### Problem to work on
Set down each entry exactly as given; pictures should not appear in the copy.

[Start]

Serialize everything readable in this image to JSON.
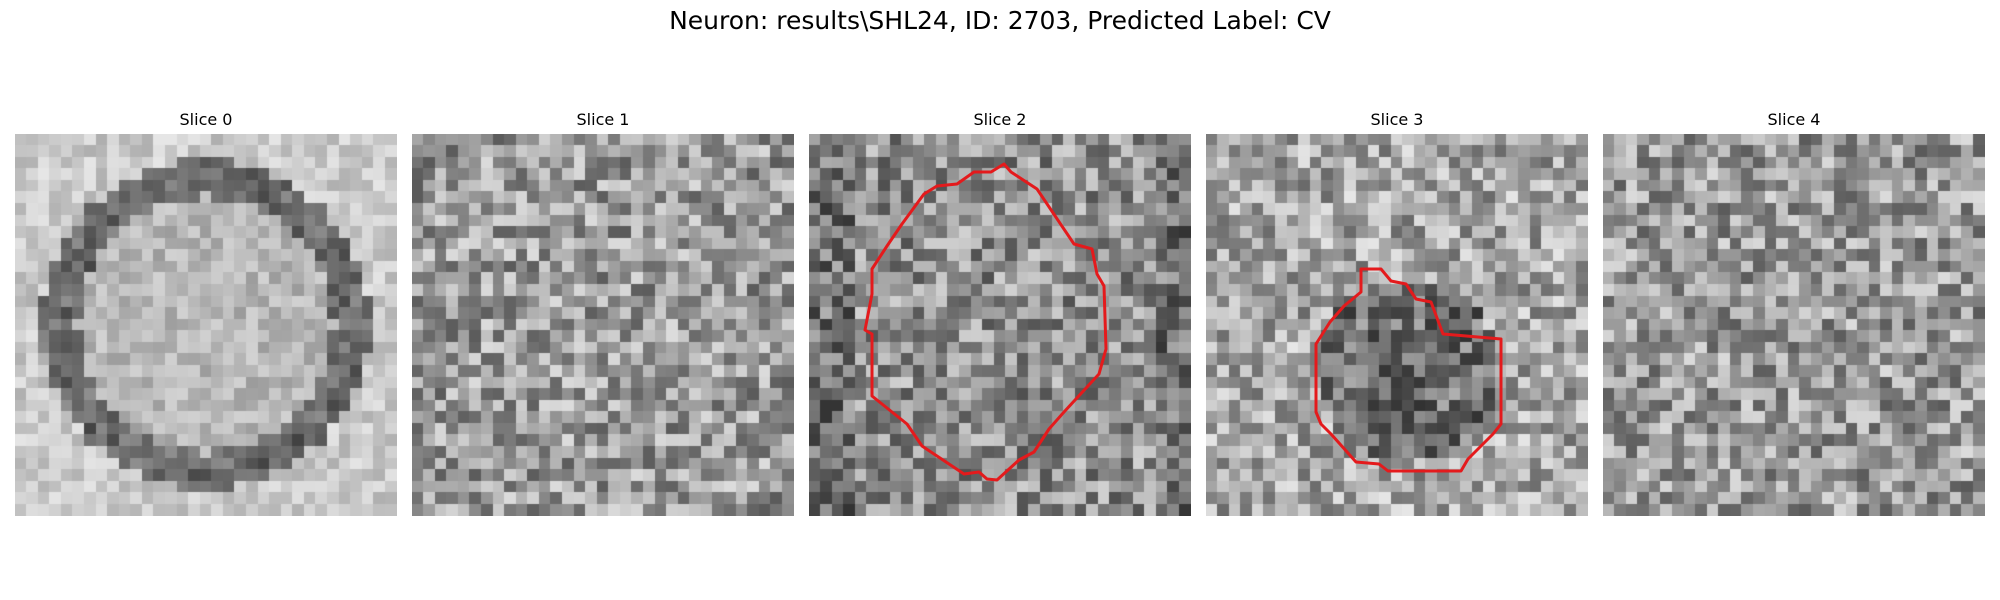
{
  "figure": {
    "title": "Neuron: results\\SHL24, ID: 2703, Predicted Label: CV",
    "contour_color": "#e41a1c"
  },
  "panels": [
    {
      "title": "Slice 0",
      "pattern": "ring",
      "has_contour": false
    },
    {
      "title": "Slice 1",
      "pattern": "noise",
      "has_contour": false
    },
    {
      "title": "Slice 2",
      "pattern": "dark-noise",
      "has_contour": true
    },
    {
      "title": "Slice 3",
      "pattern": "noise-dark-center",
      "has_contour": true
    },
    {
      "title": "Slice 4",
      "pattern": "noise",
      "has_contour": false
    }
  ]
}
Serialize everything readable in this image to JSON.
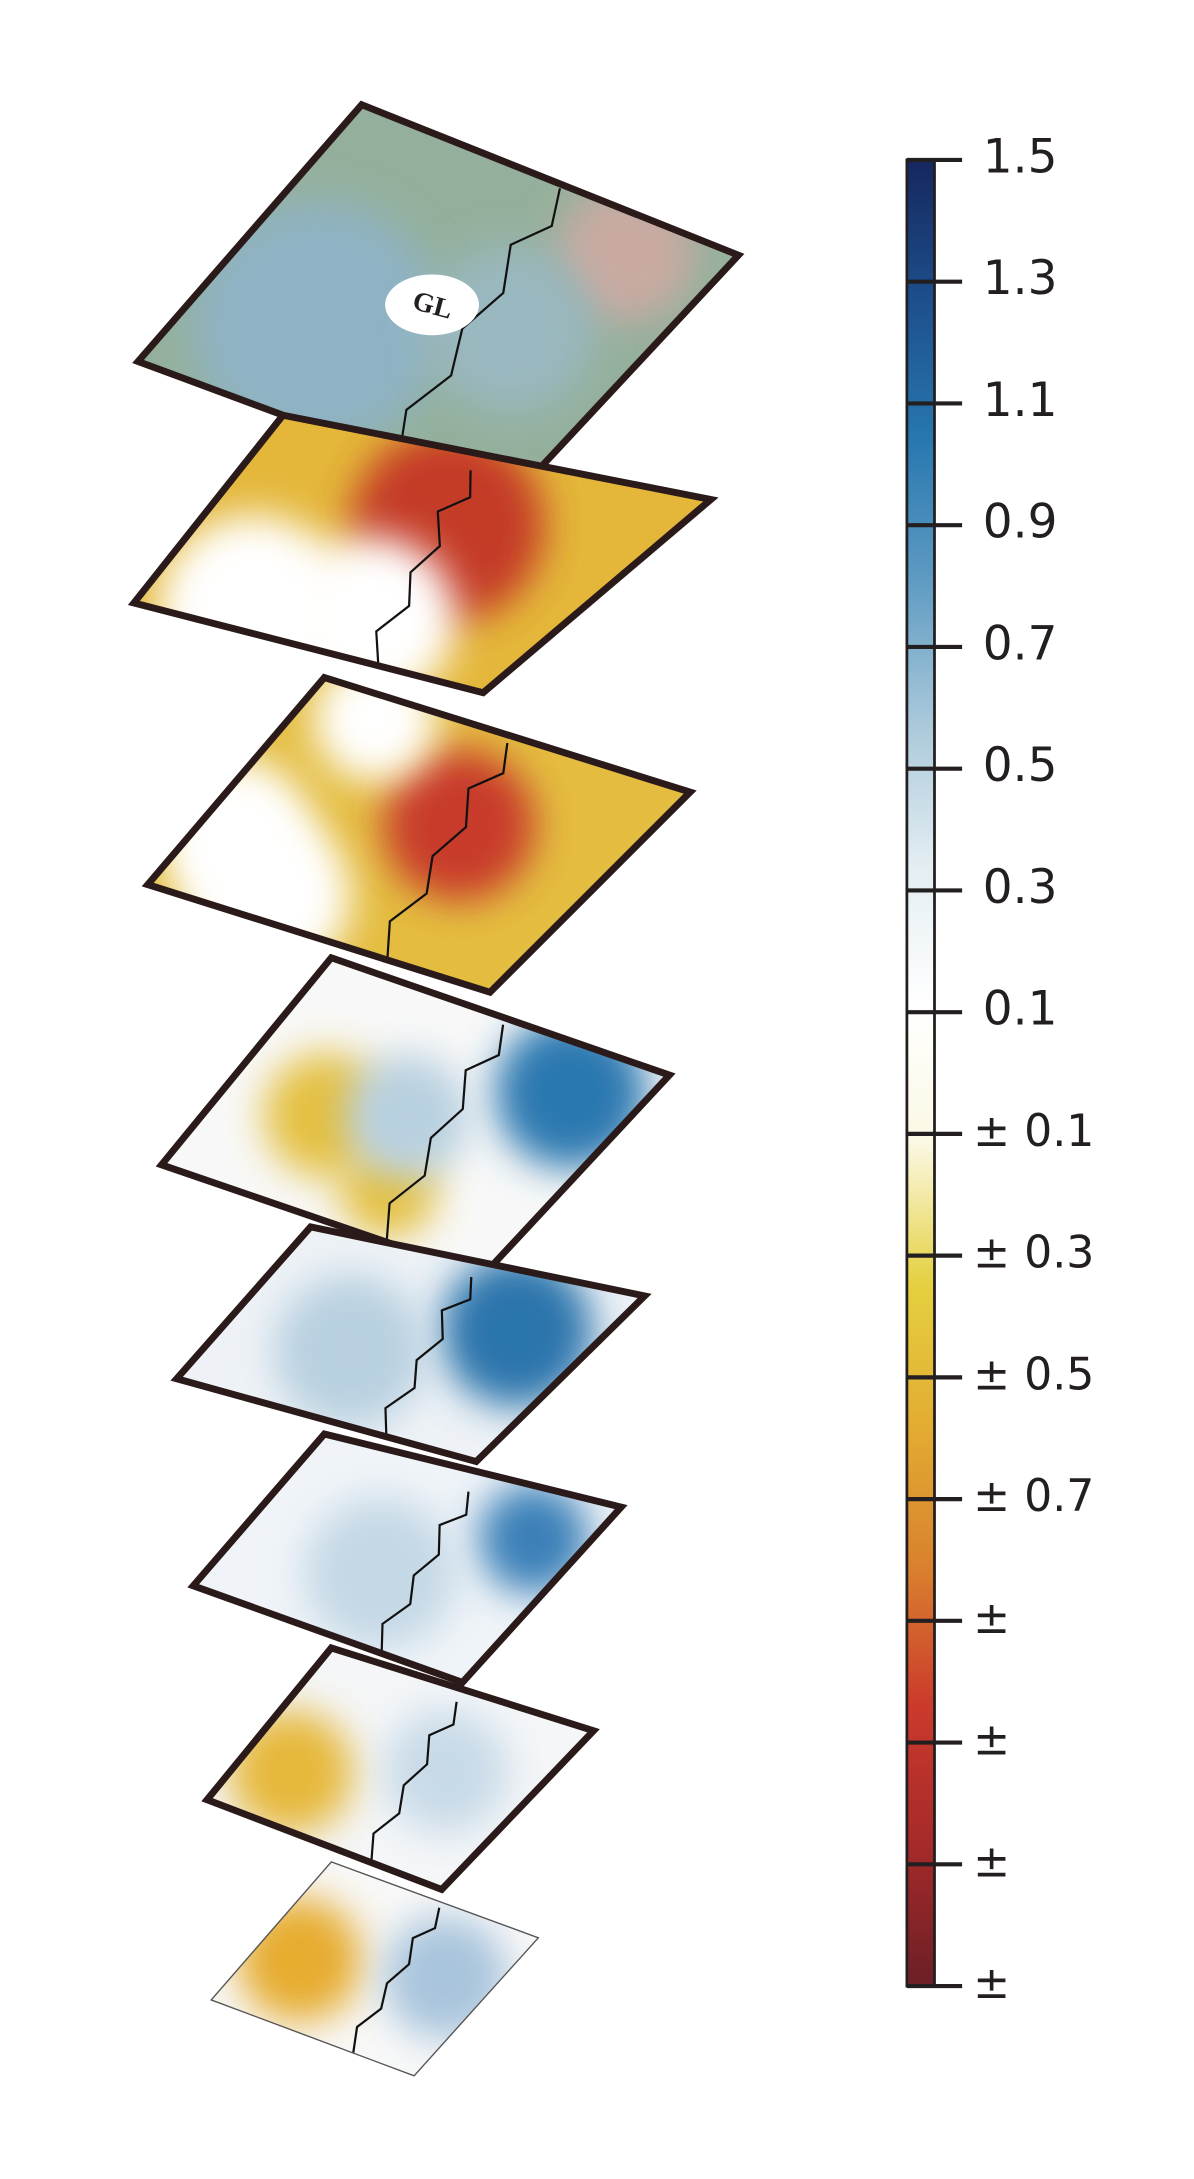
{
  "chart_data": {
    "type": "map",
    "annotations": [
      "GL"
    ],
    "ylim": [
      -1.5,
      1.5
    ],
    "yticks": [
      1.5,
      1.3,
      1.1,
      0.9,
      0.7,
      0.5,
      0.3,
      0.1,
      {
        "value": -0.1,
        "label": "± 0.1"
      },
      {
        "value": -0.3,
        "label": "± 0.3"
      },
      {
        "value": -0.5,
        "label": "± 0.5"
      },
      {
        "value": -0.7,
        "label": "± 0.7"
      },
      {
        "value": -0.9,
        "label": "±"
      },
      {
        "value": -1.1,
        "label": "±"
      },
      {
        "value": -1.3,
        "label": "±"
      },
      {
        "value": -1.5,
        "label": "±"
      }
    ],
    "colors": [
      "#6b1f26",
      "#a52a2a",
      "#cc3a2c",
      "#d9822e",
      "#e3ad32",
      "#e4d040",
      "#fbf8e4",
      "#ffffff",
      "#e2edf2",
      "#a9c8da",
      "#5f9bc2",
      "#2878b0",
      "#1d4f8c",
      "#16275e"
    ]
  }
}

[End]

### Task solution
Serialize everything readable in this image to JSON.
{
  "figure": {
    "title": "Neuron: results\\SHL24, ID: 2703, Predicted Label: CV",
    "contour_color": "#e41a1c"
  },
  "panels": [
    {
      "title": "Slice 0",
      "pattern": "ring",
      "has_contour": false
    },
    {
      "title": "Slice 1",
      "pattern": "noise",
      "has_contour": false
    },
    {
      "title": "Slice 2",
      "pattern": "dark-noise",
      "has_contour": true
    },
    {
      "title": "Slice 3",
      "pattern": "noise-dark-center",
      "has_contour": true
    },
    {
      "title": "Slice 4",
      "pattern": "noise",
      "has_contour": false
    }
  ]
}
Serialize everything readable in this image to JSON.
{
  "chart_data": {
    "type": "map",
    "annotations": [
      "GL"
    ],
    "ylim": [
      -1.5,
      1.5
    ],
    "yticks": [
      1.5,
      1.3,
      1.1,
      0.9,
      0.7,
      0.5,
      0.3,
      0.1,
      {
        "value": -0.1,
        "label": "± 0.1"
      },
      {
        "value": -0.3,
        "label": "± 0.3"
      },
      {
        "value": -0.5,
        "label": "± 0.5"
      },
      {
        "value": -0.7,
        "label": "± 0.7"
      },
      {
        "value": -0.9,
        "label": "±"
      },
      {
        "value": -1.1,
        "label": "±"
      },
      {
        "value": -1.3,
        "label": "±"
      },
      {
        "value": -1.5,
        "label": "±"
      }
    ],
    "colors": [
      "#6b1f26",
      "#a52a2a",
      "#cc3a2c",
      "#d9822e",
      "#e3ad32",
      "#e4d040",
      "#fbf8e4",
      "#ffffff",
      "#e2edf2",
      "#a9c8da",
      "#5f9bc2",
      "#2878b0",
      "#1d4f8c",
      "#16275e"
    ]
  }
}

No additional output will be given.